═══ THE DATA
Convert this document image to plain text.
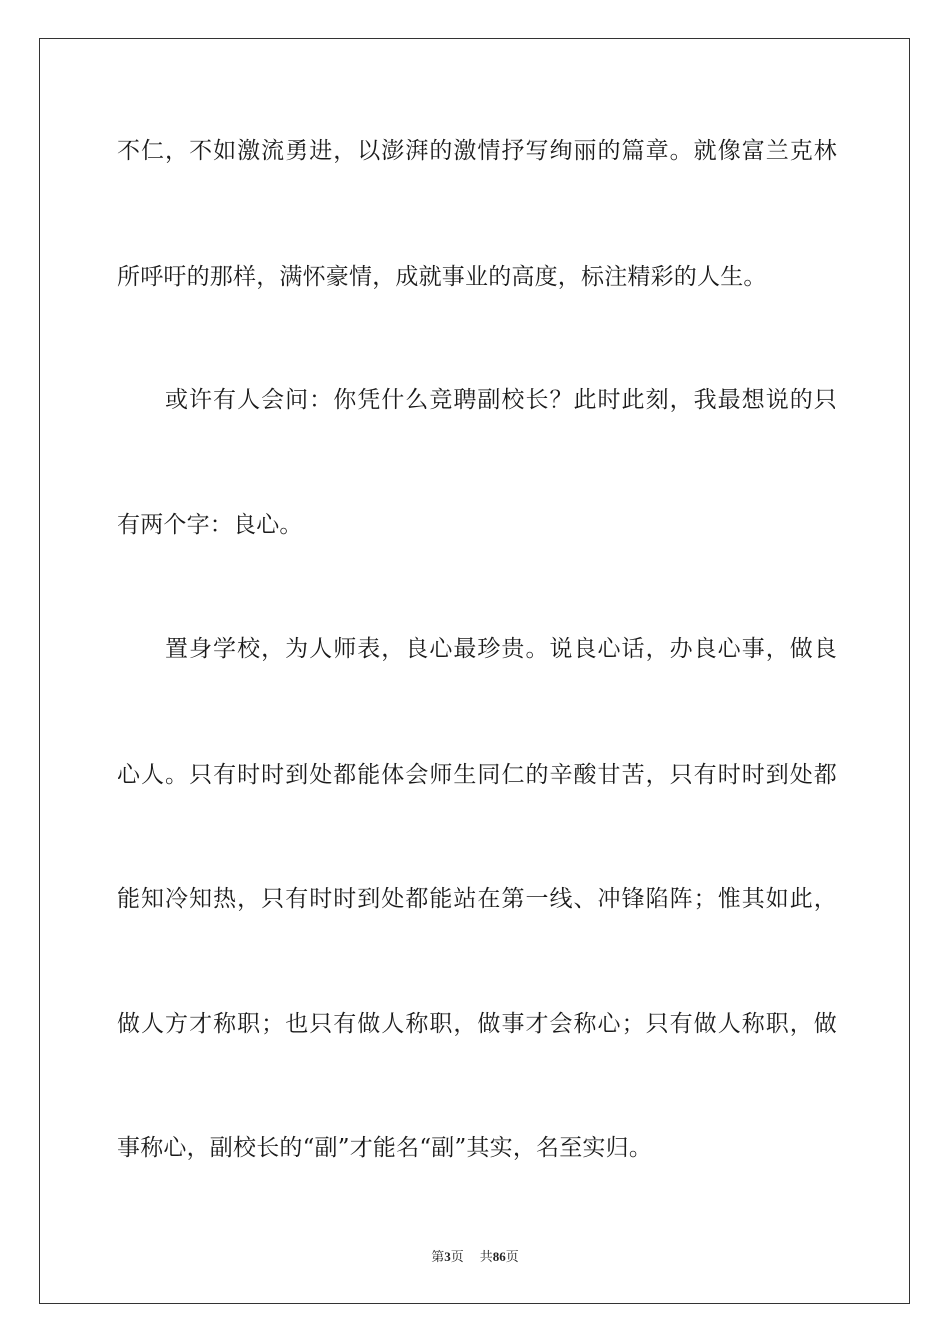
不仁，不如激流勇进，以澎湃的激情抒写绚丽的篇章。就像富兰克林
所呼吁的那样，满怀豪情，成就事业的高度，标注精彩的人生。
或许有人会问：你凭什么竞聘副校长？此时此刻，我最想说的只
有两个字：良心。
置身学校，为人师表，良心最珍贵。说良心话，办良心事，做良
心人。只有时时到处都能体会师生同仁的辛酸甘苦，只有时时到处都
能知冷知热，只有时时到处都能站在第一线、冲锋陷阵；惟其如此，
做人方才称职；也只有做人称职，做事才会称心；只有做人称职，做
事称心，副校长的“副”才能名“副”其实，名至实归。
第3页 共86页
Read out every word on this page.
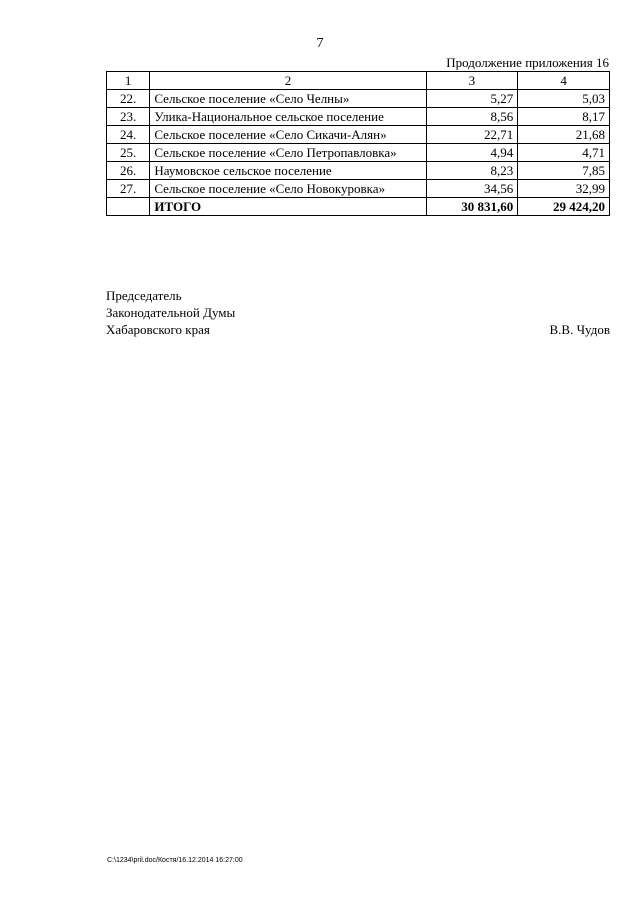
7
Продолжение приложения 16
1	2	3	4
22.	Сельское поселение «Село Челны»	5,27	5,03
23.	Улика-Национальное сельское поселение	8,56	8,17
24.	Сельское поселение «Село Сикачи-Алян»	22,71	21,68
25.	Сельское поселение «Село Петропавловка»	4,94	4,71
26.	Наумовское сельское поселение	8,23	7,85
27.	Сельское поселение «Село Новокуровка»	34,56	32,99
	ИТОГО	30 831,60	29 424,20
Председатель
Законодательной Думы
Хабаровского края	В.В. Чудов
C:\1234\pril.doc/Костя/16.12.2014 16:27:00
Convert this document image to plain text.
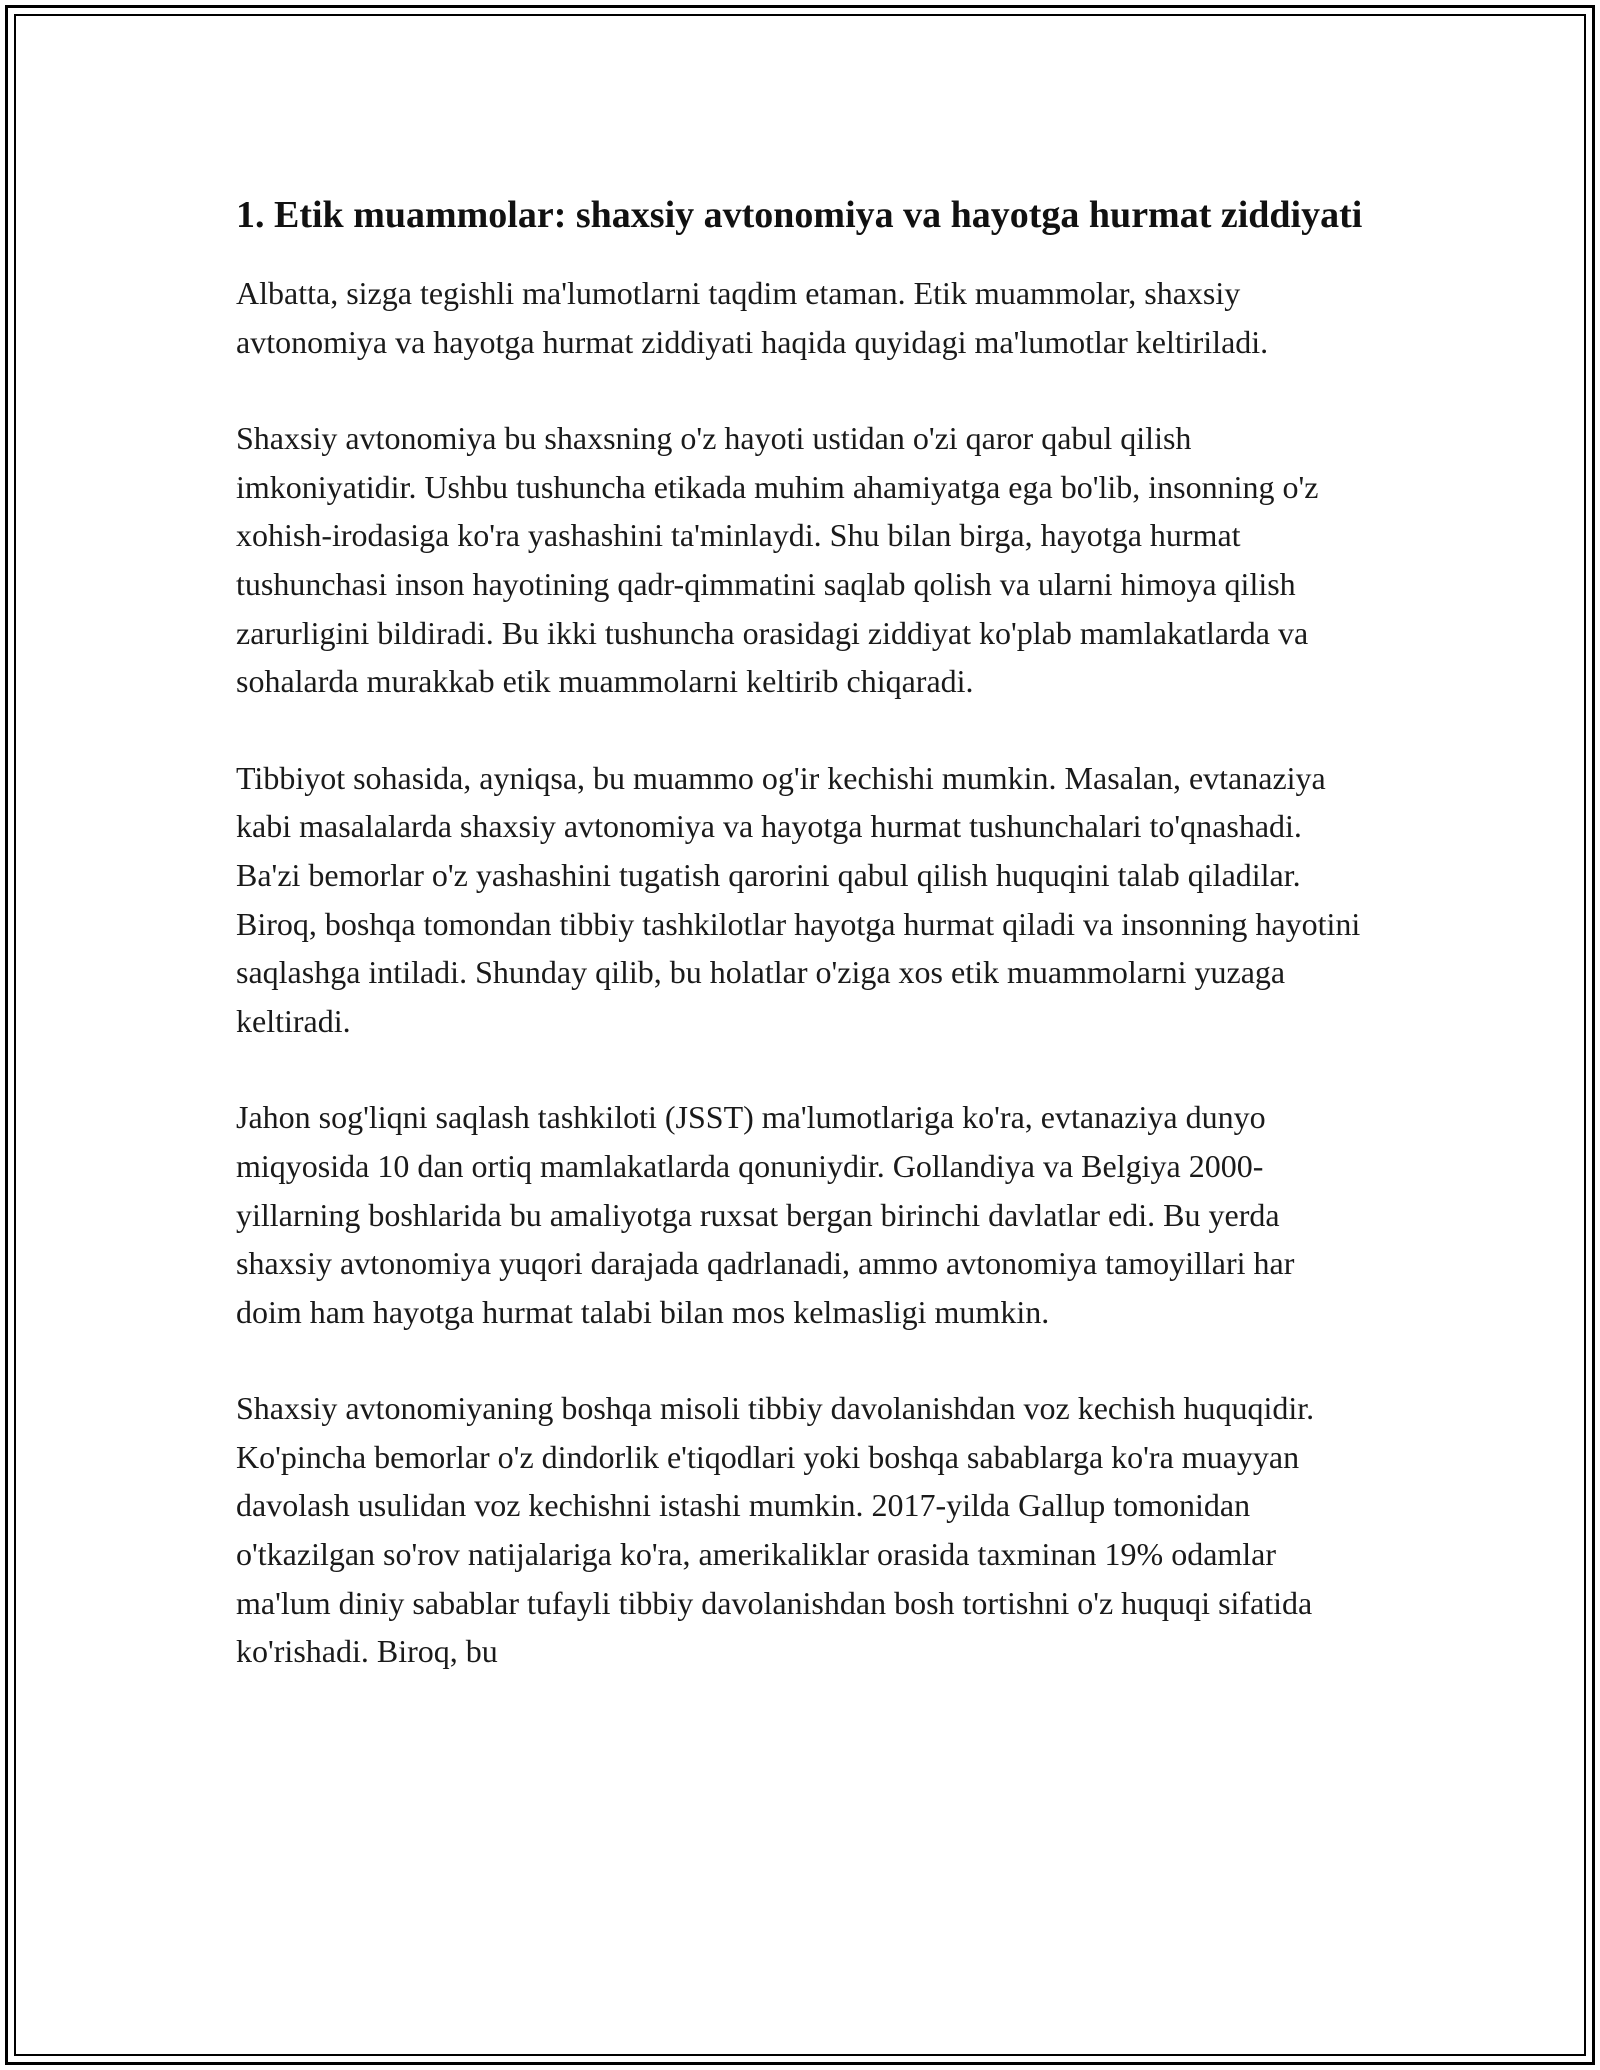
1. Etik muammolar: shaxsiy avtonomiya va hayotga hurmat ziddiyati

Albatta, sizga tegishli ma'lumotlarni taqdim etaman. Etik muammolar, shaxsiy avtonomiya va hayotga hurmat ziddiyati haqida quyidagi ma'lumotlar keltiriladi.

Shaxsiy avtonomiya bu shaxsning o'z hayoti ustidan o'zi qaror qabul qilish imkoniyatidir. Ushbu tushuncha etikada muhim ahamiyatga ega bo'lib, insonning o'z xohish-irodasiga ko'ra yashashini ta'minlaydi. Shu bilan birga, hayotga hurmat tushunchasi inson hayotining qadr-qimmatini saqlab qolish va ularni himoya qilish zarurligini bildiradi. Bu ikki tushuncha orasidagi ziddiyat ko'plab mamlakatlarda va sohalarda murakkab etik muammolarni keltirib chiqaradi.

Tibbiyot sohasida, ayniqsa, bu muammo og'ir kechishi mumkin. Masalan, evtanaziya kabi masalalarda shaxsiy avtonomiya va hayotga hurmat tushunchalari to'qnashadi. Ba'zi bemorlar o'z yashashini tugatish qarorini qabul qilish huquqini talab qiladilar. Biroq, boshqa tomondan tibbiy tashkilotlar hayotga hurmat qiladi va insonning hayotini saqlashga intiladi. Shunday qilib, bu holatlar o'ziga xos etik muammolarni yuzaga keltiradi.

Jahon sog'liqni saqlash tashkiloti (JSST) ma'lumotlariga ko'ra, evtanaziya dunyo miqyosida 10 dan ortiq mamlakatlarda qonuniydir. Gollandiya va Belgiya 2000-yillarning boshlarida bu amaliyotga ruxsat bergan birinchi davlatlar edi. Bu yerda shaxsiy avtonomiya yuqori darajada qadrlanadi, ammo avtonomiya tamoyillari har doim ham hayotga hurmat talabi bilan mos kelmasligi mumkin.

Shaxsiy avtonomiyaning boshqa misoli tibbiy davolanishdan voz kechish huquqidir. Ko'pincha bemorlar o'z dindorlik e'tiqodlari yoki boshqa sabablarga ko'ra muayyan davolash usulidan voz kechishni istashi mumkin. 2017-yilda Gallup tomonidan o'tkazilgan so'rov natijalariga ko'ra, amerikaliklar orasida taxminan 19% odamlar ma'lum diniy sabablar tufayli tibbiy davolanishdan bosh tortishni o'z huquqi sifatida ko'rishadi. Biroq, bu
══════
▶ [STATED TASK]: Keep only the lines that hold the string "Село", and copy them out.

▶ [RESPONSE TO THE EXERCISE]:
22.	Сельское поселение «Село Челны»	5,27	5,03
24.	Сельское поселение «Село Сикачи-Алян»	22,71	21,68
25.	Сельское поселение «Село Петропавловка»	4,94	4,71
27.	Сельское поселение «Село Новокуровка»	34,56	32,99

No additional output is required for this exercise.